§ **Objective**
Search the listing below for "FIDELITY". Copy each matching line.

Dataset excerpts:
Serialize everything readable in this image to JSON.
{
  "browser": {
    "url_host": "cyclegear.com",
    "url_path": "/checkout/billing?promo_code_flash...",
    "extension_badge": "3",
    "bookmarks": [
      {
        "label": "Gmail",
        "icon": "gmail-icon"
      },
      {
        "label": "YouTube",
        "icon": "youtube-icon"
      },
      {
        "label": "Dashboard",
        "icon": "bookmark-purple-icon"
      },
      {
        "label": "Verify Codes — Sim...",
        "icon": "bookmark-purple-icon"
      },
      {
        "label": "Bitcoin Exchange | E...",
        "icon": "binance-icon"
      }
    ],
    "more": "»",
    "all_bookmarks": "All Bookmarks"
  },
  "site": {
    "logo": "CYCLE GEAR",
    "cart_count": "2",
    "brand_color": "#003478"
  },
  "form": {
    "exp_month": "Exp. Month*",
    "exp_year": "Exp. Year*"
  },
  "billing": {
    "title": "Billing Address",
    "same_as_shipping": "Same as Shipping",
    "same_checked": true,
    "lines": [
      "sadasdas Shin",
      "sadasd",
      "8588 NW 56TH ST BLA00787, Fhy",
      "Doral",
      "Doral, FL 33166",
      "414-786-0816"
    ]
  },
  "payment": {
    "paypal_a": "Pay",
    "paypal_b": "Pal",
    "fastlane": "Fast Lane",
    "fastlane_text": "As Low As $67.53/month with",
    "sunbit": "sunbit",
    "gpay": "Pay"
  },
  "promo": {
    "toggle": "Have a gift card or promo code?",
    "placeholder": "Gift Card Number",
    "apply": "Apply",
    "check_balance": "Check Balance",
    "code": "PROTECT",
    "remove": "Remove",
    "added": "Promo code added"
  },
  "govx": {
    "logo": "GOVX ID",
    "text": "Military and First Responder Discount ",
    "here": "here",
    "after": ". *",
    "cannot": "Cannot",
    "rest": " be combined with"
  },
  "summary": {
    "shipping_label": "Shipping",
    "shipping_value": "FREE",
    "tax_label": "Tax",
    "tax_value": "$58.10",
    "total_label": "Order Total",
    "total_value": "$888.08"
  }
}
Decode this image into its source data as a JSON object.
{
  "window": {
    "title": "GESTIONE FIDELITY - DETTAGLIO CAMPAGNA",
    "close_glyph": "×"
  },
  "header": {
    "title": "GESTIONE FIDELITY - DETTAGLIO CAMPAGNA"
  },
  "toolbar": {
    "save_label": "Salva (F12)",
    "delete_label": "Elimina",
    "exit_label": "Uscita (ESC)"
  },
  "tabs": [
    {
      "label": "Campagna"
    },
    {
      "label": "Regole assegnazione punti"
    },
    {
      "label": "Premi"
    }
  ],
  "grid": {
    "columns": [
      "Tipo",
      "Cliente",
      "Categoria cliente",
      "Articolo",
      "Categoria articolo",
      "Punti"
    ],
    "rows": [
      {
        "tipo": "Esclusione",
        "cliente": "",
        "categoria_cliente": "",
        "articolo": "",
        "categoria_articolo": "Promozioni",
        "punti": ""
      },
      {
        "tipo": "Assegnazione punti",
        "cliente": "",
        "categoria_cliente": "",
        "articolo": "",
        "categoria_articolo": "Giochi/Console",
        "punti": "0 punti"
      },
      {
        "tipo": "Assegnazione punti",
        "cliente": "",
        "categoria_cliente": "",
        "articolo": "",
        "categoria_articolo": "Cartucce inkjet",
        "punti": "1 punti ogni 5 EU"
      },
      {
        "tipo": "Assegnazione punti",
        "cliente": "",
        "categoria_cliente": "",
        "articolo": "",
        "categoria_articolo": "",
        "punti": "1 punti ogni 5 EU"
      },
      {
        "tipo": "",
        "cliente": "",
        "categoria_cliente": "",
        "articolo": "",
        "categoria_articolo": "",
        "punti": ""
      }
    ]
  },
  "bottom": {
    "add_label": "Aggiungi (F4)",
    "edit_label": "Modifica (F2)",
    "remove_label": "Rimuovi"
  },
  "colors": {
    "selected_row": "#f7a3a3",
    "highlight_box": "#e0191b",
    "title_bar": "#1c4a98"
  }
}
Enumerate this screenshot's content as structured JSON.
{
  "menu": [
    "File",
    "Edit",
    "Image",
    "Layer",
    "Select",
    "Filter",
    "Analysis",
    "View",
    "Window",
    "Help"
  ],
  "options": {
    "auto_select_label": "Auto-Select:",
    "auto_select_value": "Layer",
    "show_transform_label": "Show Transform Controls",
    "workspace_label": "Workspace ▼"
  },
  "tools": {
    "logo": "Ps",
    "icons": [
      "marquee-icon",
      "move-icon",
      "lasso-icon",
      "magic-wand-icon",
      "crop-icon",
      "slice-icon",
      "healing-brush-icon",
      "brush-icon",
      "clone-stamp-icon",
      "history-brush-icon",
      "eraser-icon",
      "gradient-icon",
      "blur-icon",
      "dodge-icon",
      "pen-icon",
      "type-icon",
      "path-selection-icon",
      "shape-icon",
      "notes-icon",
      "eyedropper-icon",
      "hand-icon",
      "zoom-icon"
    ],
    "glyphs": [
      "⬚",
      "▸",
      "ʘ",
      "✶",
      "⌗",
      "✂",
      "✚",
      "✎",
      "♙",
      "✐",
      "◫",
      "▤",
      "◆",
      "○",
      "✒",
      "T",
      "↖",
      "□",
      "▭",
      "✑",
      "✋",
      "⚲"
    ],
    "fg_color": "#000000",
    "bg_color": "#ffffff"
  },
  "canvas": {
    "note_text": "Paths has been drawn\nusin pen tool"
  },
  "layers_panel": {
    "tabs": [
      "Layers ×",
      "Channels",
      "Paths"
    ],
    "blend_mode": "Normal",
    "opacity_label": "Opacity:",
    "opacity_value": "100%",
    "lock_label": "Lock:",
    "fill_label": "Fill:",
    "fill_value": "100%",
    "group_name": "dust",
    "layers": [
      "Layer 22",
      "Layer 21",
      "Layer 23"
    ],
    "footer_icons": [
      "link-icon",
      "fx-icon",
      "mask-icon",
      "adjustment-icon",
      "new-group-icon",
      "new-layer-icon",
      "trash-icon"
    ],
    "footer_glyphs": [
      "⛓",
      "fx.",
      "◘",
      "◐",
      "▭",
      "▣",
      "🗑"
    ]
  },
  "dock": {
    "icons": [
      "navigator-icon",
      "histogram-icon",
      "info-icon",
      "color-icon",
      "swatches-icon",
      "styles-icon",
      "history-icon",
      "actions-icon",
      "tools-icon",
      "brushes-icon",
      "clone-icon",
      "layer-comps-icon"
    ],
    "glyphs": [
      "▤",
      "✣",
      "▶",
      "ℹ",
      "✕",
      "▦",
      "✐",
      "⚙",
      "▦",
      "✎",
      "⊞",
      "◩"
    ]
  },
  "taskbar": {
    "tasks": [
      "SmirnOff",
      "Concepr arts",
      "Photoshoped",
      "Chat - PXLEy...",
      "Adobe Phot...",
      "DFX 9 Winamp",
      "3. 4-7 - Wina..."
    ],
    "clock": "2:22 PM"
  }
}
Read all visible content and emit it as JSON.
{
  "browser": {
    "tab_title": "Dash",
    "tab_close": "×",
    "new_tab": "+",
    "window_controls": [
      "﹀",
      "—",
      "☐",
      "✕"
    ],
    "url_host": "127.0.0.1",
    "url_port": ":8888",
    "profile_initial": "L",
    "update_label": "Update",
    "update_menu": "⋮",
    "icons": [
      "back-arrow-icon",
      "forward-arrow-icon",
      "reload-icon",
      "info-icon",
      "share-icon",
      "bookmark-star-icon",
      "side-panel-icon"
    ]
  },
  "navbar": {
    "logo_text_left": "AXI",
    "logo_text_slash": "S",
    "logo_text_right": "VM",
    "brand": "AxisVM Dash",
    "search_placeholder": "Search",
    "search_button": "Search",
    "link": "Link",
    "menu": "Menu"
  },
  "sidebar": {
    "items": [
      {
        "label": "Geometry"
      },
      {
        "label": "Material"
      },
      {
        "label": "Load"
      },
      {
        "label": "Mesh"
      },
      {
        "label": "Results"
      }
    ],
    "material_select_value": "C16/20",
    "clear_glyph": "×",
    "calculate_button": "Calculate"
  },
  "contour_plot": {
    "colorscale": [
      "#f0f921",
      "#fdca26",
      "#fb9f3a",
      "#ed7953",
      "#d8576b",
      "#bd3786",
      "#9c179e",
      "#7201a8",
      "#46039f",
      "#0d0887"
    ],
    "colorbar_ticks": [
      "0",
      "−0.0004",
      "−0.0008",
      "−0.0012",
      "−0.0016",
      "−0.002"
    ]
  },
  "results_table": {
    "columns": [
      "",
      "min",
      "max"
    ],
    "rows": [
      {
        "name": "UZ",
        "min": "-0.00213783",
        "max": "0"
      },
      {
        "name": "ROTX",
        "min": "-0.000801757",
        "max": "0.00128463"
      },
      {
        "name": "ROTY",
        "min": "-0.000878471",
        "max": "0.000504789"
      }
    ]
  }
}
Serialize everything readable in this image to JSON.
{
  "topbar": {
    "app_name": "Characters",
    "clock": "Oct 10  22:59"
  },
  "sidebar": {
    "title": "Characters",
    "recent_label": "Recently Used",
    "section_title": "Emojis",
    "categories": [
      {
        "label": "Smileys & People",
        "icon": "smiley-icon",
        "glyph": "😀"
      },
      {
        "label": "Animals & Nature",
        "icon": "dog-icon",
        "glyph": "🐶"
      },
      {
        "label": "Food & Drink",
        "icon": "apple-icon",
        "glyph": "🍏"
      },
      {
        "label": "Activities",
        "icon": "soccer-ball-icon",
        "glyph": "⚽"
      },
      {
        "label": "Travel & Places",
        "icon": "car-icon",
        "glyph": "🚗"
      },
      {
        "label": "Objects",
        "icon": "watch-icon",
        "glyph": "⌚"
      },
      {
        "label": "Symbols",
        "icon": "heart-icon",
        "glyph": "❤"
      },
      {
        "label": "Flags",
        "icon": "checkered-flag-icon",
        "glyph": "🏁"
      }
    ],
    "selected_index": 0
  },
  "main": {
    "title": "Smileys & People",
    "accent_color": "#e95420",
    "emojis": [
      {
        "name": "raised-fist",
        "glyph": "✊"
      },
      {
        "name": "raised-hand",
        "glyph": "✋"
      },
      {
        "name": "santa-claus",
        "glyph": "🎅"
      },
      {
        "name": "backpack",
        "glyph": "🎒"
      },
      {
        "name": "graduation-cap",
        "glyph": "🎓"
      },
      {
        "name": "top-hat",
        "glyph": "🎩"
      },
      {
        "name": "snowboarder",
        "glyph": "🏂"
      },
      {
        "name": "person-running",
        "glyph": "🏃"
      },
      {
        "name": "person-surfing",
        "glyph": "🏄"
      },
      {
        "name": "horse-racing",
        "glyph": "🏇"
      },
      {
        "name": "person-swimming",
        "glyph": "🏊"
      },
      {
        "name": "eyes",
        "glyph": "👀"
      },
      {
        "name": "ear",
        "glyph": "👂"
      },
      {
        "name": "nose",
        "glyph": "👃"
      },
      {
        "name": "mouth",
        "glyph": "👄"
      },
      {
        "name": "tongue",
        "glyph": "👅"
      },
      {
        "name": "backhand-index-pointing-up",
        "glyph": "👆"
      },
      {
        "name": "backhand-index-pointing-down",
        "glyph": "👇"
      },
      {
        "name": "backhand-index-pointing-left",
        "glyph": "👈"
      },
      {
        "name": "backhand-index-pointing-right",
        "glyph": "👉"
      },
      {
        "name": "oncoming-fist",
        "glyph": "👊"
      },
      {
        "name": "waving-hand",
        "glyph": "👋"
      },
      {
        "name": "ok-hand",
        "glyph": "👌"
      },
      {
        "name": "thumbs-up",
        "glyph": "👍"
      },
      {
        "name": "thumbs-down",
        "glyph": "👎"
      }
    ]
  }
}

§ **Problem solution**
    "title": "GESTIONE FIDELITY - DETTAGLIO CAMPAGNA",
    "title": "GESTIONE FIDELITY - DETTAGLIO CAMPAGNA"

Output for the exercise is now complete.